Dataset records:
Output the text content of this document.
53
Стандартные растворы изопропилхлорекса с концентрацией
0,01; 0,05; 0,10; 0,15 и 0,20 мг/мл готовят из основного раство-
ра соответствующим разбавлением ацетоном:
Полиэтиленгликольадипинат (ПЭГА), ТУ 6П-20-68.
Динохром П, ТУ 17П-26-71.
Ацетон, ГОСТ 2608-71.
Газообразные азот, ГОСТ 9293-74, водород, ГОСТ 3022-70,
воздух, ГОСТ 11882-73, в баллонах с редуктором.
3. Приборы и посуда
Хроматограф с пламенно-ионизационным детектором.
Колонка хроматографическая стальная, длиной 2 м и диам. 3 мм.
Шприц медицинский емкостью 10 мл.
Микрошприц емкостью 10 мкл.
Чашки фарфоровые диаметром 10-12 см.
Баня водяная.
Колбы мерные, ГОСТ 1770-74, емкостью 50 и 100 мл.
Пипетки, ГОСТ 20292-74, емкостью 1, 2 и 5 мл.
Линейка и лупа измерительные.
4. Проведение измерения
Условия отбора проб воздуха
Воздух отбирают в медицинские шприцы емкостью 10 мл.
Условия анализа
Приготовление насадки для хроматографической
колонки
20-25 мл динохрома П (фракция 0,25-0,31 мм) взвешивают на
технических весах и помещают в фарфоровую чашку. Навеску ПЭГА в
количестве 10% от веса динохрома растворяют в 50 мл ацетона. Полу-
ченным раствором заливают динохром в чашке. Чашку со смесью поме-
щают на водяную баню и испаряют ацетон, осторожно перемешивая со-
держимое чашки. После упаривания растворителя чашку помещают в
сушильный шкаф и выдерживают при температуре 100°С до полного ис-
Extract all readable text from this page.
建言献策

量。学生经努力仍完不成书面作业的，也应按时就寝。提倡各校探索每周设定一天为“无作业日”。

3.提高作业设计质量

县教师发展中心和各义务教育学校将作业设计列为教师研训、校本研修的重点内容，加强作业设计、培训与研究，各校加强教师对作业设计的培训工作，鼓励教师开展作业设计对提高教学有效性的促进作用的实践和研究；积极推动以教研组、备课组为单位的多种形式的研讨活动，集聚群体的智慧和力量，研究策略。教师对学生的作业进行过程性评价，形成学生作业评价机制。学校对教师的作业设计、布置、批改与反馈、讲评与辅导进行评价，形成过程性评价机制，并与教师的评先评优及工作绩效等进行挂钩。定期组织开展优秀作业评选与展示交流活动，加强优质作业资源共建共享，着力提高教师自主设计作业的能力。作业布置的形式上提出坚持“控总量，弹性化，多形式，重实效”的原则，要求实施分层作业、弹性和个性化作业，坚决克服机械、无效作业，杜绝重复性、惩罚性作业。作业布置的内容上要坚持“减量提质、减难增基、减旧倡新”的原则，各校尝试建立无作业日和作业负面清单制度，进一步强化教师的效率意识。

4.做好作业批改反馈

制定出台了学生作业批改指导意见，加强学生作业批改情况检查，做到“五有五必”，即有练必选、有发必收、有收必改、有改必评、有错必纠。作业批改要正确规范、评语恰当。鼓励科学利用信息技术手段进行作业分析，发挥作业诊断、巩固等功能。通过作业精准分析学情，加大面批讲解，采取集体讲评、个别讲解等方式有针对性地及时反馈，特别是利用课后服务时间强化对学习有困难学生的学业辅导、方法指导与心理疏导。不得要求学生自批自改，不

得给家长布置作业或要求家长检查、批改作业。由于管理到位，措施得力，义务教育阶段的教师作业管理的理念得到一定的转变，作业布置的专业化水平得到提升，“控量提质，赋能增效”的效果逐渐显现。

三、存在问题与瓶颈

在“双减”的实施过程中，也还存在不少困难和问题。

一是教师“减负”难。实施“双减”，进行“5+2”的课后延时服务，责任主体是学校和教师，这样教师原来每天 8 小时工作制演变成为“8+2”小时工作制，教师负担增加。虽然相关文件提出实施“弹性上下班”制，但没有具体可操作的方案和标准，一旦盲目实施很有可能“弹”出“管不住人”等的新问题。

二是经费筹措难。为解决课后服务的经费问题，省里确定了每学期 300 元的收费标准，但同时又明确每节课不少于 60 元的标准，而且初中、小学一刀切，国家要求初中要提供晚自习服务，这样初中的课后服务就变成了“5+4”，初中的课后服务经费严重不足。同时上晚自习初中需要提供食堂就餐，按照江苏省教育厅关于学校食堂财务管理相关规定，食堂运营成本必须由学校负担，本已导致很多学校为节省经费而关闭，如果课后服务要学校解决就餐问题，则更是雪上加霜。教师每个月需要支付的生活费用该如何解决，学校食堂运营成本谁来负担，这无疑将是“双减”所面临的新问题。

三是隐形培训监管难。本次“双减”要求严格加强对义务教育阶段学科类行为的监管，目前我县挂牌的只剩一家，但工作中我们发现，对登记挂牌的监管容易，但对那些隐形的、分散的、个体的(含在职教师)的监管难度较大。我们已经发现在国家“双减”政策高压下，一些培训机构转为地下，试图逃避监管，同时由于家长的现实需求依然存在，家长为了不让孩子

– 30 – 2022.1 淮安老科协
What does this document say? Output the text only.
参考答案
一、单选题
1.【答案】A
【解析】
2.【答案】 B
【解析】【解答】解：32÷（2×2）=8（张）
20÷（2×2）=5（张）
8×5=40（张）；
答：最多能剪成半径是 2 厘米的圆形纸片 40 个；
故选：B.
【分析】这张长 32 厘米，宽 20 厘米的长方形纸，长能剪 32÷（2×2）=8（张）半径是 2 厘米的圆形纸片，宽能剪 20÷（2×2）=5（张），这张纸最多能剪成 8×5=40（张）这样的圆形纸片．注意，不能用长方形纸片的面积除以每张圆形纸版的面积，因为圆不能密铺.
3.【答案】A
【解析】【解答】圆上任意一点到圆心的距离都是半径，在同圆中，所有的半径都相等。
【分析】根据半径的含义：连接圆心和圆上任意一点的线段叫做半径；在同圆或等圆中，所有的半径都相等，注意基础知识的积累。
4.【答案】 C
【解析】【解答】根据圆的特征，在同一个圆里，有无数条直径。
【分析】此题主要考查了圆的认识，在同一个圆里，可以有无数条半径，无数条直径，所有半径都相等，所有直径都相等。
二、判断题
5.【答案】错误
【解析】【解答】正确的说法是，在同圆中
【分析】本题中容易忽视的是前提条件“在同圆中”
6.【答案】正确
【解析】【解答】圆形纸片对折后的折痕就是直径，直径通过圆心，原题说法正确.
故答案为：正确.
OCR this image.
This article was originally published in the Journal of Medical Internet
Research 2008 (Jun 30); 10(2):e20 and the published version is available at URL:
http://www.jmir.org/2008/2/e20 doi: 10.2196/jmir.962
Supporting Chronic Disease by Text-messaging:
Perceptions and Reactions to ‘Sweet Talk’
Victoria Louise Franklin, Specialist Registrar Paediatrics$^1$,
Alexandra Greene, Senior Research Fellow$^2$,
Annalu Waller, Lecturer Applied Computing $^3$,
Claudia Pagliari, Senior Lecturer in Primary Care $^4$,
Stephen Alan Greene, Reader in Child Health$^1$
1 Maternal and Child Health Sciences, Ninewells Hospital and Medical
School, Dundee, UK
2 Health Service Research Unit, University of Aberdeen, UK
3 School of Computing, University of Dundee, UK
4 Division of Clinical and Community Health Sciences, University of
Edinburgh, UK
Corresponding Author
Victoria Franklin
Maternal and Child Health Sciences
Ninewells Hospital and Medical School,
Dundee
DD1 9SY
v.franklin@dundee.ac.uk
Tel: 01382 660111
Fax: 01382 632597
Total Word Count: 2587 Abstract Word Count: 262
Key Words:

— Exercise directions —
Search the records for the string "емкостью" and return every line in which it occurs.

— Task output —
Шприц медицинский емкостью 10 мл.
Микрошприц емкостью 10 мкл.
Колбы мерные, ГОСТ 1770-74, емкостью 50 и 100 мл.
Пипетки, ГОСТ 20292-74, емкостью 1, 2 и 5 мл.
Воздух отбирают в медицинские шприцы емкостью 10 мл.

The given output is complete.